◆ **Task brief**
Of all the lines in the material, how many contain the word "type"? State the number alone.

Figure record extracts
______________________________

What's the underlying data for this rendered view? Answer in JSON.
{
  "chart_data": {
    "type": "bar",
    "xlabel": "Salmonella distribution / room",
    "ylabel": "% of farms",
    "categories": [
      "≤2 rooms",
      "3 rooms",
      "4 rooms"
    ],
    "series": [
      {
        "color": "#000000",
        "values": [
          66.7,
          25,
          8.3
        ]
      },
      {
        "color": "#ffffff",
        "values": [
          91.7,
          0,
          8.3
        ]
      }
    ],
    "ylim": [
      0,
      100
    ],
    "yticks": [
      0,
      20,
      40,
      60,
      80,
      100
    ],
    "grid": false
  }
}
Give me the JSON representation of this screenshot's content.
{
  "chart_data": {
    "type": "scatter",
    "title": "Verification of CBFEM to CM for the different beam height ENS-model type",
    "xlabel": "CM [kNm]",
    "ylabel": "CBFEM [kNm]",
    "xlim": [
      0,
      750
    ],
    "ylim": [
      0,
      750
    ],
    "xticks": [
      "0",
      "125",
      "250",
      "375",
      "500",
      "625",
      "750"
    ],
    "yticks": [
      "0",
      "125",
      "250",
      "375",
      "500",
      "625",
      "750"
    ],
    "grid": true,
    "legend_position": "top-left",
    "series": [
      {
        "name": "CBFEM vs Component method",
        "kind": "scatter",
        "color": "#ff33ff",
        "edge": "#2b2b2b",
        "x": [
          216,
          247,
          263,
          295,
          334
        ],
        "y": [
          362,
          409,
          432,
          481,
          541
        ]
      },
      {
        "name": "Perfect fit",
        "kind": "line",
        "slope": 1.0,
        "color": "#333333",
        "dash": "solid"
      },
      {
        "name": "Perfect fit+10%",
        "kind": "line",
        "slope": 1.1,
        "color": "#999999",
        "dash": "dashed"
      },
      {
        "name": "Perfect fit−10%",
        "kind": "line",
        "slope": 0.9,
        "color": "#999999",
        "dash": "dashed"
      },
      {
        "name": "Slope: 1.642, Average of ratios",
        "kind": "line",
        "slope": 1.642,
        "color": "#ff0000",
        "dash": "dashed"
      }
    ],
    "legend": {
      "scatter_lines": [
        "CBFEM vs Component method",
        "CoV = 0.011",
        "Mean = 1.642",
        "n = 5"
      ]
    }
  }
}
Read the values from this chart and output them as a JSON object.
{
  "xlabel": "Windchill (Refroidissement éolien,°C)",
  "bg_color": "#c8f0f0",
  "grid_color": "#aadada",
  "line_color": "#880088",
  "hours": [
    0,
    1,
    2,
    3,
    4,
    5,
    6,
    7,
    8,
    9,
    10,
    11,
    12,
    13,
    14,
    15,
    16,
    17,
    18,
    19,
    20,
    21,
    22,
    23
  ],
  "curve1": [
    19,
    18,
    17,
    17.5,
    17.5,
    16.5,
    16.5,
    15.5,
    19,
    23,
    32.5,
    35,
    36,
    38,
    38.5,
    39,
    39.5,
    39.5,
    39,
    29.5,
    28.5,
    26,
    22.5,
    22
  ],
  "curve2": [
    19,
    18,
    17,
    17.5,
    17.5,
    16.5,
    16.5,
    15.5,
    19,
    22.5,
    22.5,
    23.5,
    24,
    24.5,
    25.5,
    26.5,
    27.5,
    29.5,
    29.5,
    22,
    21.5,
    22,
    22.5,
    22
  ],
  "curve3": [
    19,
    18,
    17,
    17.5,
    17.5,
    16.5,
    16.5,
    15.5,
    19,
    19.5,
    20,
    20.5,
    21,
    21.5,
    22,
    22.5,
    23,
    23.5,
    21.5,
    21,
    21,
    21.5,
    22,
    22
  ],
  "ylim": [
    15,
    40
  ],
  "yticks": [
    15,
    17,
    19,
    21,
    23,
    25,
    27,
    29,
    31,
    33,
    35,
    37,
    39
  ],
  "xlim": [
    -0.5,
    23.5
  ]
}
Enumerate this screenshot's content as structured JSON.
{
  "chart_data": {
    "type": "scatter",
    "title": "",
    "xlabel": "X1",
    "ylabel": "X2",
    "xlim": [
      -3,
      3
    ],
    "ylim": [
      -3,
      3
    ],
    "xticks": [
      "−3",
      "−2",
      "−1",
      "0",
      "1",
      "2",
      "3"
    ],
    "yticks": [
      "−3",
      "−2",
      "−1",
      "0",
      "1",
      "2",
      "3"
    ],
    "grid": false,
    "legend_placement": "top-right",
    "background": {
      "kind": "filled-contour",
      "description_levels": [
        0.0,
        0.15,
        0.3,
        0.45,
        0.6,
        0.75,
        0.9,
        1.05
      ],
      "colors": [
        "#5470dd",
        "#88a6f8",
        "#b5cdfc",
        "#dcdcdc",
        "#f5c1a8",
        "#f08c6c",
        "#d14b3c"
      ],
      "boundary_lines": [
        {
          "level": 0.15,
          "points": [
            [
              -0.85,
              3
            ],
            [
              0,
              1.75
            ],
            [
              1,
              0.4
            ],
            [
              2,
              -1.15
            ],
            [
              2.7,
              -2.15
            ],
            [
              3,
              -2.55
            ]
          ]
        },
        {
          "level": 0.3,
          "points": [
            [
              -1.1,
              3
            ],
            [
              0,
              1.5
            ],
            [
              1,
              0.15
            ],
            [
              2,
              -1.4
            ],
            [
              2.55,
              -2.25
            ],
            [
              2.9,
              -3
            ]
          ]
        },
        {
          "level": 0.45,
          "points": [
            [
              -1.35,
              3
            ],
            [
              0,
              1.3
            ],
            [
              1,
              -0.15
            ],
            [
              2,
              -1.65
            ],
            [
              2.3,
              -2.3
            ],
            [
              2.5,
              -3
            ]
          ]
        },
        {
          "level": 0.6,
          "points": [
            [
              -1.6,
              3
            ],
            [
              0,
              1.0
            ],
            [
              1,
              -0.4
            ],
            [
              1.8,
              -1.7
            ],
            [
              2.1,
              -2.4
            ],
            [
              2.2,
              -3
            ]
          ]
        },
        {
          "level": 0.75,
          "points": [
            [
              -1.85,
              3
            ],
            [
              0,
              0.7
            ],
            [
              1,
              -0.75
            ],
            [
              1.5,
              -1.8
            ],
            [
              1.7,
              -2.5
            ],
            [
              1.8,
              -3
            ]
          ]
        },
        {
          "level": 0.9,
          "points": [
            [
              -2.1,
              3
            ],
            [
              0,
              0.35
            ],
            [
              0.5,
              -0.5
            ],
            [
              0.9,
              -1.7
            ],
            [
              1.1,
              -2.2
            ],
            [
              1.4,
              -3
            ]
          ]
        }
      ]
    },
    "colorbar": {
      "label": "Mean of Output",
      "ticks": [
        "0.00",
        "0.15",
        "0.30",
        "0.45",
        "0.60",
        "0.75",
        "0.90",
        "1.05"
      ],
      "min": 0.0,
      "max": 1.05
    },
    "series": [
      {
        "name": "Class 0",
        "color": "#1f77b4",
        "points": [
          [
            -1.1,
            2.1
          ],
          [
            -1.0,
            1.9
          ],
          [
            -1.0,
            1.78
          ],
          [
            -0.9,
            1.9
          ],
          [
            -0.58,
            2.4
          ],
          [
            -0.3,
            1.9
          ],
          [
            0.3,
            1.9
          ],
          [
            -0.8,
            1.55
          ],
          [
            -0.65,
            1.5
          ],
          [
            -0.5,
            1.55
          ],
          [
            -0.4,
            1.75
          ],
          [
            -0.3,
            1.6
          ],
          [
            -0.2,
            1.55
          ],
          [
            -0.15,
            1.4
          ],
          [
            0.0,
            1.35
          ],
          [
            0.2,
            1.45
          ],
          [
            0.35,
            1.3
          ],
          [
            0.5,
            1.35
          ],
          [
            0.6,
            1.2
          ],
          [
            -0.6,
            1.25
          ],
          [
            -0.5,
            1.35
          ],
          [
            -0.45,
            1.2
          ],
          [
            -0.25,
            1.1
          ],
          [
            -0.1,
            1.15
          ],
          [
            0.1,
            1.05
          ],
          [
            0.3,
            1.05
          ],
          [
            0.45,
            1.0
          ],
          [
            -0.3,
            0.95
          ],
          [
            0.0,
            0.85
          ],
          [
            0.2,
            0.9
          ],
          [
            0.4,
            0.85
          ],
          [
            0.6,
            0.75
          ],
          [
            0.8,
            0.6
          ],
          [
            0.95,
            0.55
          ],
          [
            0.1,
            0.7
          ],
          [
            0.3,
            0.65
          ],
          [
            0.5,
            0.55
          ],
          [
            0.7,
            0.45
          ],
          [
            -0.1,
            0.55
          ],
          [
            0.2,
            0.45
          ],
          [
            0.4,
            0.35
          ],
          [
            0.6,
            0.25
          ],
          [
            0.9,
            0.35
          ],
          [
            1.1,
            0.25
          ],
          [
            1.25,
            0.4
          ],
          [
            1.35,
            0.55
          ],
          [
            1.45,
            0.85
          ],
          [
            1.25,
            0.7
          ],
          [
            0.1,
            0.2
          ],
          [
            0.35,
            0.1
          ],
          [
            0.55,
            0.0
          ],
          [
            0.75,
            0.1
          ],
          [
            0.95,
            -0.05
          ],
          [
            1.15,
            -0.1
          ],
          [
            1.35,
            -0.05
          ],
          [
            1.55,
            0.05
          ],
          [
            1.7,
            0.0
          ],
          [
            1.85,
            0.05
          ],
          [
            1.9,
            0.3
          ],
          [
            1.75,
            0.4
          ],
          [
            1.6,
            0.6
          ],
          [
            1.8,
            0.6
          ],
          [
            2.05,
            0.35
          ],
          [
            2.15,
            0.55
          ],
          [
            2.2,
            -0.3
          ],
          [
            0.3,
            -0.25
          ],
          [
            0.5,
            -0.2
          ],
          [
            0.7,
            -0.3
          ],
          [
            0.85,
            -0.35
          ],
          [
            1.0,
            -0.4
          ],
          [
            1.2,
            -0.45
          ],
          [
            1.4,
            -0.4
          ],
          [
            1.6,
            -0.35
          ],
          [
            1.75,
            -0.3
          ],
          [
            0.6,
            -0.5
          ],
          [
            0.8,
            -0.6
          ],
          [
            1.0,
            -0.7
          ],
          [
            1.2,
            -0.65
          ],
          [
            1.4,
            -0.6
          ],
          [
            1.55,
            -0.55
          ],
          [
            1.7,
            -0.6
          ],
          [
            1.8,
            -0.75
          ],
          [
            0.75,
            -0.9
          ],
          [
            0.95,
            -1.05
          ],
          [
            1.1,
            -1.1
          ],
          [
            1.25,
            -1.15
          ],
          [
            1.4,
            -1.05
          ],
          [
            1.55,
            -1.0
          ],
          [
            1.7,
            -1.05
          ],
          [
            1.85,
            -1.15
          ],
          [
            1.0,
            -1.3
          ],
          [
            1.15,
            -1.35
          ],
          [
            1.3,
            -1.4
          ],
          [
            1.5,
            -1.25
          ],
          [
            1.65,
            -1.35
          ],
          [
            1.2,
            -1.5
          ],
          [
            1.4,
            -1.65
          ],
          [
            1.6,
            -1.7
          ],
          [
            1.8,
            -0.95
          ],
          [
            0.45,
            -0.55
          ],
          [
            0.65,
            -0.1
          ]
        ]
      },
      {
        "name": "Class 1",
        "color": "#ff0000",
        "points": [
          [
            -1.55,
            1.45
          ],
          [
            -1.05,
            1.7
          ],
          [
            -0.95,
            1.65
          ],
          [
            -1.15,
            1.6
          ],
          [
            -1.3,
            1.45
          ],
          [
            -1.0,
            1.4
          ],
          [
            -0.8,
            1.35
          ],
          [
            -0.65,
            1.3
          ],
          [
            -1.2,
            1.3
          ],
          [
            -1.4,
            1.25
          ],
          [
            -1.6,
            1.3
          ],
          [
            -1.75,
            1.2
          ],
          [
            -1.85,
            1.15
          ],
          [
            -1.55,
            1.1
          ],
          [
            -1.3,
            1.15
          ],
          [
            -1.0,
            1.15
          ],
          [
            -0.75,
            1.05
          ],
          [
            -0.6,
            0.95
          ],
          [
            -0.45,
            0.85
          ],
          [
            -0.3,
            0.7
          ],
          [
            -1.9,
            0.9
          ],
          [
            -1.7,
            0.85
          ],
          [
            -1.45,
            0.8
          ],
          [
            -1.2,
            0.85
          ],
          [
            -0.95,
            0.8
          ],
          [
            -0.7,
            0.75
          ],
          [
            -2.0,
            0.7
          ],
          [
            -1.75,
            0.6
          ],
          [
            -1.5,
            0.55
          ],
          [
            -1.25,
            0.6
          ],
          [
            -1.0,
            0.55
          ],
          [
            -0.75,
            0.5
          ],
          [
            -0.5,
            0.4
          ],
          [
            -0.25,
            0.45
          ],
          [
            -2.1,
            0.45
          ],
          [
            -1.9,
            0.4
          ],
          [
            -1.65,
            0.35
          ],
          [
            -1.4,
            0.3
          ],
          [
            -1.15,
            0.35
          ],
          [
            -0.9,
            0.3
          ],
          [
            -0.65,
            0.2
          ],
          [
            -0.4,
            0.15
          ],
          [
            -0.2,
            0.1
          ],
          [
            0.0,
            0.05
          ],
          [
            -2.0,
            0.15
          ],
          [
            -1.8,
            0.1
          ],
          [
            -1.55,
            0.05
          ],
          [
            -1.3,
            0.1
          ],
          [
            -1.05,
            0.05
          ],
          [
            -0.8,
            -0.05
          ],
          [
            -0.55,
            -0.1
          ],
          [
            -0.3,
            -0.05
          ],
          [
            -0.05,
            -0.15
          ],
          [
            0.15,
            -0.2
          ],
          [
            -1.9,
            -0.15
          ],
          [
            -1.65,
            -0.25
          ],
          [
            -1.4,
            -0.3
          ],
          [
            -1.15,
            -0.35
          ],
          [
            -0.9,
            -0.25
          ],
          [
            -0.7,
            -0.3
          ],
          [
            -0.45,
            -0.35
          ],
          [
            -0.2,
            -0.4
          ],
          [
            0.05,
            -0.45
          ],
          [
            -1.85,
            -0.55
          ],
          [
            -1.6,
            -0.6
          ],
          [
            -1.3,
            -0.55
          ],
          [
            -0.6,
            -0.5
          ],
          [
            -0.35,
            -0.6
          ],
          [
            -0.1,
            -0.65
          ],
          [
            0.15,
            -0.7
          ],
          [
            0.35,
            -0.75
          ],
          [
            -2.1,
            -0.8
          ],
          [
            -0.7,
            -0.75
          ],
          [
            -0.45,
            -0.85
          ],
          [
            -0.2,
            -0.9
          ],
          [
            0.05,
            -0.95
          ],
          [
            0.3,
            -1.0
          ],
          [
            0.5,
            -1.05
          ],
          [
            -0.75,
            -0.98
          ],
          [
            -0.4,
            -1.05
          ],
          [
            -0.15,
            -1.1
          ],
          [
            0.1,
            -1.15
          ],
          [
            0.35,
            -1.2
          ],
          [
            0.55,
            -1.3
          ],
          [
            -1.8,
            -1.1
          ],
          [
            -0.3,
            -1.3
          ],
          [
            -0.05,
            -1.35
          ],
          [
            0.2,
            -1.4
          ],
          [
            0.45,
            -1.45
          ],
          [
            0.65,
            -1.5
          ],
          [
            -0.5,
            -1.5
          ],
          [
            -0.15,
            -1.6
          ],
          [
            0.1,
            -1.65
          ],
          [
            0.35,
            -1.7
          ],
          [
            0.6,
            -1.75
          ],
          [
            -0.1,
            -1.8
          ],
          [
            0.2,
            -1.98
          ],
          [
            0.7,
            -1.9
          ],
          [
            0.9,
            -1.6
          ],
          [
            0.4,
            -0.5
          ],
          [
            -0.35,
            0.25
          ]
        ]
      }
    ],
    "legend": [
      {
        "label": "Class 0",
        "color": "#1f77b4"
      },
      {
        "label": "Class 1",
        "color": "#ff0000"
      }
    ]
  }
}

______________________________

◆ **Final result**
4